Source passage »
+---+

Figure 3 - Development of growth sites during initial stages of deposition. Magnification 75×. Expt. No. 7: (a) original surface; (b) 14 min of plating; (c) 14½ min of plating; (d) 15½ min of plating; (e) 16 min of plating; (f) 23 min of plating.

One particular observation that was made for plating conditions yielding a well defined cathodic film is that gas evolution occurs preferentially from the film as opposed to the chromium deposit, even when there are only fragments remaining on the surface. This suggests that the film has a lower hydrogen overvoltage or provides the condition for nucleation of gas bubbles. The effect is illustrated in the two photomicrographs shown in Fig. 4 which were taken with oblique lighting during plating from a 200:1 ratio bath (Expt. No. 3). In the first (Fig. 4a), a continuous deposit has already formed under the non-metallic film and the original growth sites are visible due to its partial removal. The small dark spots represent gas bubble generating sites and their almost complete absence from the exposed chromium surface is more distinct in Fig. 4b where little of the solid cathode film remains.

(a)

(b)

Figure 4 - Residual cathode film, oblique illumination. Magnification 100×. Expt. No. 3: (a) 18 min of plating; (b) 25 min of plating.

Later stages of plating

Once a continuous deposit is formed, the progress of plating follows a definite course which is dependent on the sulfate ion concentration, temperature and current density. The conditions occurring during the initial phase of deposition do not appear to exert any gross effect on the subsequent plating pattern.

+---+

Source data »
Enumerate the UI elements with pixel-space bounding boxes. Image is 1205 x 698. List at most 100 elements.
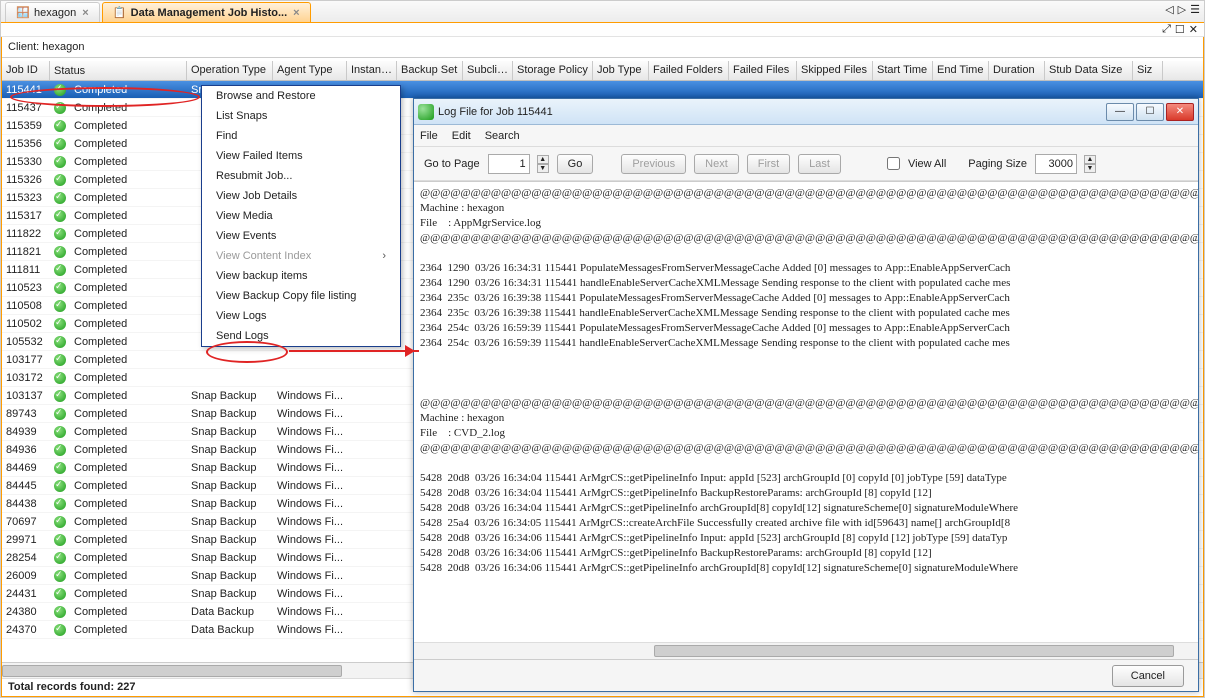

+---+

Instructions »
• A. In the chromium plating passage, does gas evolution happen mainly from the cathodic film or from the chromium deposit?
• B. Please pick up the chromium plating passage after its last sentence and continue it.
The material above comes from a separate source.

Results »
• A. From the cathodic film, even when only fragments of it remain on the surface.

• B.
One of the features of chromium plating is the cracking pattern that develops at certain combinations of bath ratio and temperature (for example, a ratio of 100:1 and a temperature of 60°C or less) once the deposit thickness exceeds a threshold level of approximately 35 micro-inches. Current density also has an influence on whether cracking will occur but its effect is of less importance than the other variables. Brittain and Smith⁷ have shown that cracking is a cyclic phenomenon, new sets of cracks occurring at regular time intervals within a very restricted area, their formation being accompanied by vigorous hydrogen evolution which slowly subsides until there is no visible bubble formations from the surface before the next series of cracks develop. These observations have been confirmed in the present work and it has also been established that the density of cracks increases progressively with each cycle. Initially, within a localized area, a single crack line appears and branched cracks of greater density develop in successive cycles until a maximum level of branching is reached which depends upon the plating conditions.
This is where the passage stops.